*WHAT YOU SHOULD DO*
What lines of the data include the string "Média"? Copy them all.

##### DATA LINES

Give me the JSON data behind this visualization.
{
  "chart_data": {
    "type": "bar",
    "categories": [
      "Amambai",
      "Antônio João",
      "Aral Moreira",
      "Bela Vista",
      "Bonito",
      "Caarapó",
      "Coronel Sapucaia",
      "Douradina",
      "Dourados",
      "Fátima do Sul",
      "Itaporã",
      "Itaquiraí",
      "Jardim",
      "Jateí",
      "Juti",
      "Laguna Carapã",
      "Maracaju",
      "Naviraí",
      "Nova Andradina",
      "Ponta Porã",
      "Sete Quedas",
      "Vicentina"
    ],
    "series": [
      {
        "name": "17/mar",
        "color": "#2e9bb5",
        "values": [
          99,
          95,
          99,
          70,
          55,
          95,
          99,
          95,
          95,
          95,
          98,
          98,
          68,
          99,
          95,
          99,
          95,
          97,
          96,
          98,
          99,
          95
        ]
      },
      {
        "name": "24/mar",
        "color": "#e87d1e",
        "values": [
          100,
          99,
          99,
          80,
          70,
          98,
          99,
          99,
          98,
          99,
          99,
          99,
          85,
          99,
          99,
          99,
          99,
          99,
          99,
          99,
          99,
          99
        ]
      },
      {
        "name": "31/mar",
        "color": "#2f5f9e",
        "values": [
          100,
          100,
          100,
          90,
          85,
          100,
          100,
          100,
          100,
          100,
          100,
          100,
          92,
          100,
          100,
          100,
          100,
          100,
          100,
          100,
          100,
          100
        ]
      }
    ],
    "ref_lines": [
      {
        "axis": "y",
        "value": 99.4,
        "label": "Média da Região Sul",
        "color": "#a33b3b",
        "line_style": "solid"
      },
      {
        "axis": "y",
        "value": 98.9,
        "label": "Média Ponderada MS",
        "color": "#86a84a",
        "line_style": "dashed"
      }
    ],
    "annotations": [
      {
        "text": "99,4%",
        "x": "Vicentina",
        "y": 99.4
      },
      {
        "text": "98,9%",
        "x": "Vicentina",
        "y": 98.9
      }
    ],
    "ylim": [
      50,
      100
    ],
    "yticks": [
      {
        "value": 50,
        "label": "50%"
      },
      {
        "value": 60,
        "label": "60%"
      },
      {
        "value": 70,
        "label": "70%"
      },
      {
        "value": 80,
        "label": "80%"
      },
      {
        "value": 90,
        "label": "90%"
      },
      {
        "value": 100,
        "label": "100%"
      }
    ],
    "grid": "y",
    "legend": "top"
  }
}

##########

*OUTPUT FOR THIS TASK*
        "label": "Média da Região Sul",
        "label": "Média Ponderada MS",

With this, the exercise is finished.